# [Exercise input]
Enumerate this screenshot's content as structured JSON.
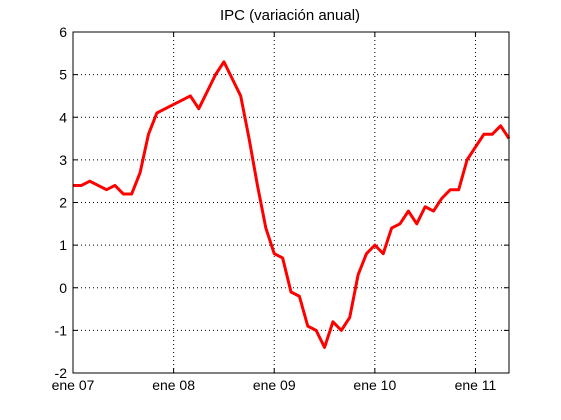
{
  "chart_data": {
    "type": "line",
    "title": "IPC (variación anual)",
    "xlabel": "",
    "ylabel": "",
    "ylim": [
      -2,
      6
    ],
    "xlim": [
      "2007-01",
      "2011-05"
    ],
    "grid": true,
    "y_ticks": [
      "-2",
      "-1",
      "0",
      "1",
      "2",
      "3",
      "4",
      "5",
      "6"
    ],
    "x_ticks": [
      {
        "label": "ene 07",
        "x": "2007-01"
      },
      {
        "label": "ene 08",
        "x": "2008-01"
      },
      {
        "label": "ene 09",
        "x": "2009-01"
      },
      {
        "label": "ene 10",
        "x": "2010-01"
      },
      {
        "label": "ene 11",
        "x": "2011-01"
      }
    ],
    "series": [
      {
        "color": "#ff0000",
        "x": [
          "2007-01",
          "2007-02",
          "2007-03",
          "2007-04",
          "2007-05",
          "2007-06",
          "2007-07",
          "2007-08",
          "2007-09",
          "2007-10",
          "2007-11",
          "2007-12",
          "2008-01",
          "2008-02",
          "2008-03",
          "2008-04",
          "2008-05",
          "2008-06",
          "2008-07",
          "2008-08",
          "2008-09",
          "2008-10",
          "2008-11",
          "2008-12",
          "2009-01",
          "2009-02",
          "2009-03",
          "2009-04",
          "2009-05",
          "2009-06",
          "2009-07",
          "2009-08",
          "2009-09",
          "2009-10",
          "2009-11",
          "2009-12",
          "2010-01",
          "2010-02",
          "2010-03",
          "2010-04",
          "2010-05",
          "2010-06",
          "2010-07",
          "2010-08",
          "2010-09",
          "2010-10",
          "2010-11",
          "2010-12",
          "2011-01",
          "2011-02",
          "2011-03",
          "2011-04",
          "2011-05"
        ],
        "y": [
          2.4,
          2.4,
          2.5,
          2.4,
          2.3,
          2.4,
          2.2,
          2.2,
          2.7,
          3.6,
          4.1,
          4.2,
          4.3,
          4.4,
          4.5,
          4.2,
          4.6,
          5.0,
          5.3,
          4.9,
          4.5,
          3.5,
          2.4,
          1.4,
          0.8,
          0.7,
          -0.1,
          -0.2,
          -0.9,
          -1.0,
          -1.4,
          -0.8,
          -1.0,
          -0.7,
          0.3,
          0.8,
          1.0,
          0.8,
          1.4,
          1.5,
          1.8,
          1.5,
          1.9,
          1.8,
          2.1,
          2.3,
          2.3,
          3.0,
          3.3,
          3.6,
          3.6,
          3.8,
          3.5
        ]
      }
    ]
  }
}
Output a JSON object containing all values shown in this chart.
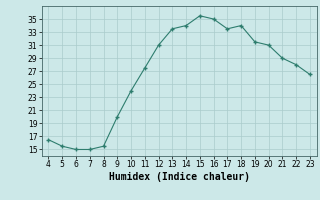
{
  "x": [
    4,
    5,
    6,
    7,
    8,
    9,
    10,
    11,
    12,
    13,
    14,
    15,
    16,
    17,
    18,
    19,
    20,
    21,
    22,
    23
  ],
  "y": [
    16.5,
    15.5,
    15.0,
    15.0,
    15.5,
    20.0,
    24.0,
    27.5,
    31.0,
    33.5,
    34.0,
    35.5,
    35.0,
    33.5,
    34.0,
    31.5,
    31.0,
    29.0,
    28.0,
    26.5
  ],
  "xlabel": "Humidex (Indice chaleur)",
  "xlim": [
    3.5,
    23.5
  ],
  "ylim": [
    14,
    37
  ],
  "yticks": [
    15,
    17,
    19,
    21,
    23,
    25,
    27,
    29,
    31,
    33,
    35
  ],
  "xticks": [
    4,
    5,
    6,
    7,
    8,
    9,
    10,
    11,
    12,
    13,
    14,
    15,
    16,
    17,
    18,
    19,
    20,
    21,
    22,
    23
  ],
  "line_color": "#2e7d6e",
  "marker_color": "#2e7d6e",
  "bg_color": "#cce8e8",
  "grid_color": "#aacccc",
  "tick_fontsize": 5.5,
  "label_fontsize": 7.0
}
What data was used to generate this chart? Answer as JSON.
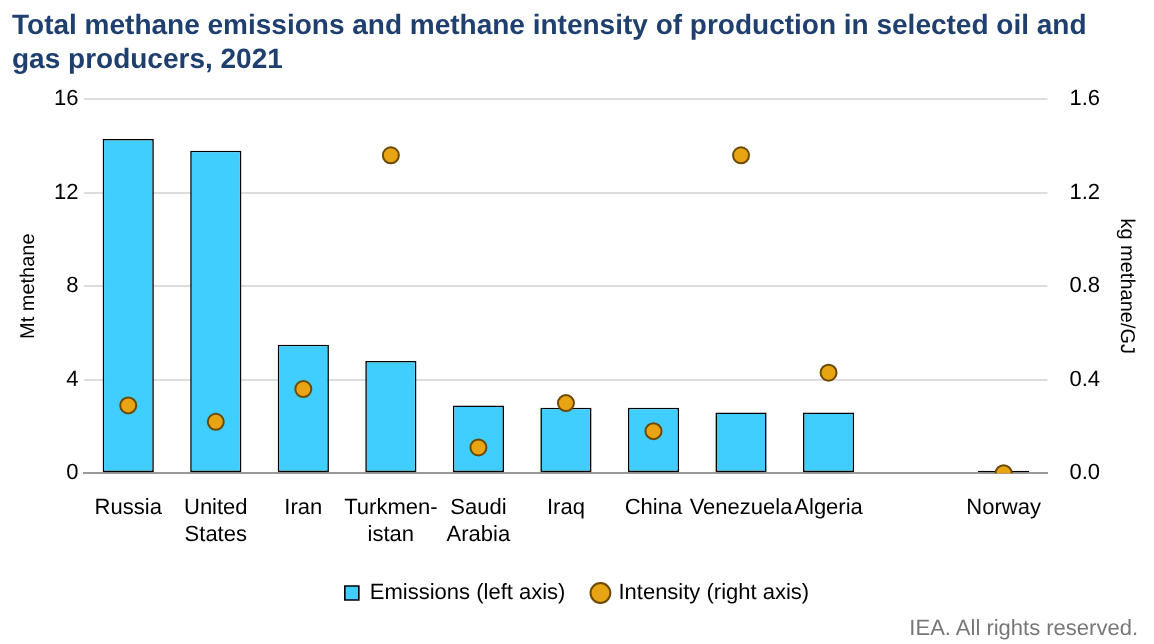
{
  "chart_data": {
    "type": "bar",
    "title": "Total methane emissions and methane intensity of production in selected oil and gas producers, 2021",
    "categories": [
      "Russia",
      "United States",
      "Iran",
      "Turkmen-istan",
      "Saudi Arabia",
      "Iraq",
      "China",
      "Venezuela",
      "Algeria",
      null,
      "Norway"
    ],
    "series": [
      {
        "name": "Emissions (left axis)",
        "color": "#40cdff",
        "colors": [
          "#40cdff",
          "#40cdff",
          "#40cdff",
          "#40cdff",
          "#40cdff",
          "#40cdff",
          "#40cdff",
          "#40cdff",
          "#40cdff",
          null,
          "#000000"
        ],
        "values": [
          14.3,
          13.8,
          5.5,
          4.8,
          2.9,
          2.8,
          2.8,
          2.6,
          2.6,
          null,
          0.1
        ]
      },
      {
        "name": "Intensity (right axis)",
        "type": "scatter",
        "axis": "y2",
        "color": "#e8a412",
        "values": [
          0.29,
          0.22,
          0.36,
          1.36,
          0.11,
          0.3,
          0.18,
          1.36,
          0.43,
          null,
          0.0
        ]
      }
    ],
    "ylabel": "Mt methane",
    "y2label": "kg methane/GJ",
    "ylim": [
      0,
      16
    ],
    "yticks": [
      0,
      4,
      8,
      12,
      16
    ],
    "y2lim": [
      0,
      1.6
    ],
    "y2ticks": [
      {
        "value": 0,
        "label": "0.0"
      },
      0.4,
      0.8,
      1.2,
      1.6
    ],
    "grid": "y",
    "legend": "bottom",
    "marker": "circle",
    "annotations": [
      "IEA. All rights reserved."
    ]
  }
}
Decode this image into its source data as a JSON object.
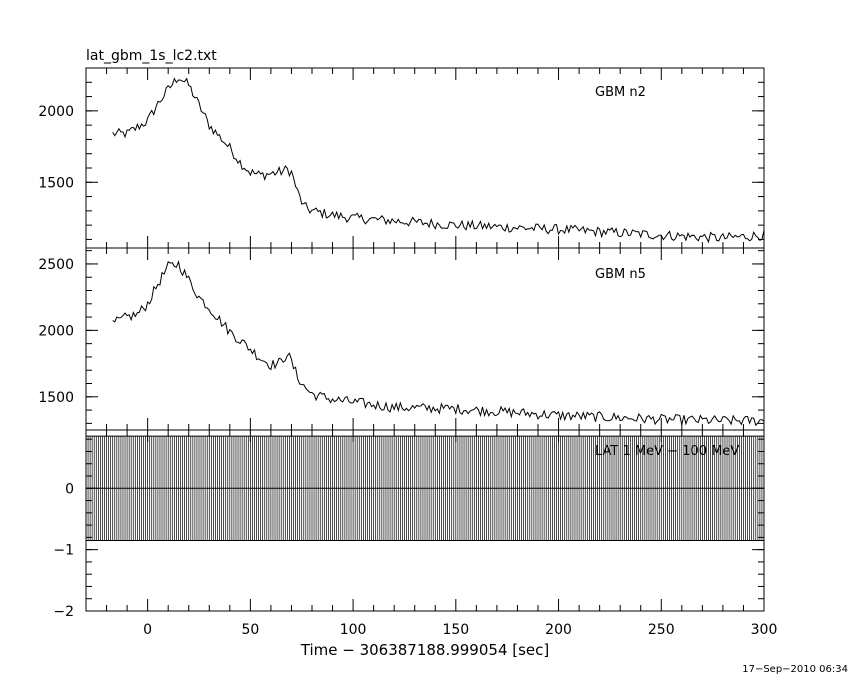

# [Goal]
Leaving out the pictures, repeat the data above exactly.

# [Answer to the task]
Enumerate this screenshot's content as structured JSON.
{
  "chart_data": {
    "type": "line",
    "title": "IPC (variación anual)",
    "xlabel": "",
    "ylabel": "",
    "ylim": [
      -2,
      6
    ],
    "xlim": [
      "2007-01",
      "2011-05"
    ],
    "grid": true,
    "y_ticks": [
      "-2",
      "-1",
      "0",
      "1",
      "2",
      "3",
      "4",
      "5",
      "6"
    ],
    "x_ticks": [
      {
        "label": "ene 07",
        "x": "2007-01"
      },
      {
        "label": "ene 08",
        "x": "2008-01"
      },
      {
        "label": "ene 09",
        "x": "2009-01"
      },
      {
        "label": "ene 10",
        "x": "2010-01"
      },
      {
        "label": "ene 11",
        "x": "2011-01"
      }
    ],
    "series": [
      {
        "color": "#ff0000",
        "x": [
          "2007-01",
          "2007-02",
          "2007-03",
          "2007-04",
          "2007-05",
          "2007-06",
          "2007-07",
          "2007-08",
          "2007-09",
          "2007-10",
          "2007-11",
          "2007-12",
          "2008-01",
          "2008-02",
          "2008-03",
          "2008-04",
          "2008-05",
          "2008-06",
          "2008-07",
          "2008-08",
          "2008-09",
          "2008-10",
          "2008-11",
          "2008-12",
          "2009-01",
          "2009-02",
          "2009-03",
          "2009-04",
          "2009-05",
          "2009-06",
          "2009-07",
          "2009-08",
          "2009-09",
          "2009-10",
          "2009-11",
          "2009-12",
          "2010-01",
          "2010-02",
          "2010-03",
          "2010-04",
          "2010-05",
          "2010-06",
          "2010-07",
          "2010-08",
          "2010-09",
          "2010-10",
          "2010-11",
          "2010-12",
          "2011-01",
          "2011-02",
          "2011-03",
          "2011-04",
          "2011-05"
        ],
        "y": [
          2.4,
          2.4,
          2.5,
          2.4,
          2.3,
          2.4,
          2.2,
          2.2,
          2.7,
          3.6,
          4.1,
          4.2,
          4.3,
          4.4,
          4.5,
          4.2,
          4.6,
          5.0,
          5.3,
          4.9,
          4.5,
          3.5,
          2.4,
          1.4,
          0.8,
          0.7,
          -0.1,
          -0.2,
          -0.9,
          -1.0,
          -1.4,
          -0.8,
          -1.0,
          -0.7,
          0.3,
          0.8,
          1.0,
          0.8,
          1.4,
          1.5,
          1.8,
          1.5,
          1.9,
          1.8,
          2.1,
          2.3,
          2.3,
          3.0,
          3.3,
          3.6,
          3.6,
          3.8,
          3.5
        ]
      }
    ]
  }
}
Output a JSON object containing all values shown in this chart.
{
  "x": [
    4,
    5,
    6,
    7,
    8,
    9,
    10,
    11,
    12,
    13,
    14,
    15,
    16,
    17,
    18,
    19,
    20,
    21,
    22,
    23
  ],
  "y": [
    16.5,
    15.5,
    15.0,
    15.0,
    15.5,
    20.0,
    24.0,
    27.5,
    31.0,
    33.5,
    34.0,
    35.5,
    35.0,
    33.5,
    34.0,
    31.5,
    31.0,
    29.0,
    28.0,
    26.5
  ],
  "xlabel": "Humidex (Indice chaleur)",
  "xlim": [
    3.5,
    23.5
  ],
  "ylim": [
    14,
    37
  ],
  "yticks": [
    15,
    17,
    19,
    21,
    23,
    25,
    27,
    29,
    31,
    33,
    35
  ],
  "xticks": [
    4,
    5,
    6,
    7,
    8,
    9,
    10,
    11,
    12,
    13,
    14,
    15,
    16,
    17,
    18,
    19,
    20,
    21,
    22,
    23
  ],
  "line_color": "#2e7d6e",
  "marker_color": "#2e7d6e",
  "bg_color": "#cce8e8",
  "grid_color": "#aacccc",
  "tick_fontsize": 5.5,
  "label_fontsize": 7.0
}
What data was used to generate this chart? Answer as JSON.
{
  "chart_data": {
    "type": "bar",
    "title": "Total methane emissions and methane intensity of production in selected oil and gas producers, 2021",
    "categories": [
      "Russia",
      "United States",
      "Iran",
      "Turkmen-istan",
      "Saudi Arabia",
      "Iraq",
      "China",
      "Venezuela",
      "Algeria",
      null,
      "Norway"
    ],
    "series": [
      {
        "name": "Emissions (left axis)",
        "color": "#40cdff",
        "colors": [
          "#40cdff",
          "#40cdff",
          "#40cdff",
          "#40cdff",
          "#40cdff",
          "#40cdff",
          "#40cdff",
          "#40cdff",
          "#40cdff",
          null,
          "#000000"
        ],
        "values": [
          14.3,
          13.8,
          5.5,
          4.8,
          2.9,
          2.8,
          2.8,
          2.6,
          2.6,
          null,
          0.1
        ]
      },
      {
        "name": "Intensity (right axis)",
        "type": "scatter",
        "axis": "y2",
        "color": "#e8a412",
        "values": [
          0.29,
          0.22,
          0.36,
          1.36,
          0.11,
          0.3,
          0.18,
          1.36,
          0.43,
          null,
          0.0
        ]
      }
    ],
    "ylabel": "Mt methane",
    "y2label": "kg methane/GJ",
    "ylim": [
      0,
      16
    ],
    "yticks": [
      0,
      4,
      8,
      12,
      16
    ],
    "y2lim": [
      0,
      1.6
    ],
    "y2ticks": [
      {
        "value": 0,
        "label": "0.0"
      },
      0.4,
      0.8,
      1.2,
      1.6
    ],
    "grid": "y",
    "legend": "bottom",
    "marker": "circle",
    "annotations": [
      "IEA. All rights reserved."
    ]
  }
}
Decode this image into its source data as a JSON object.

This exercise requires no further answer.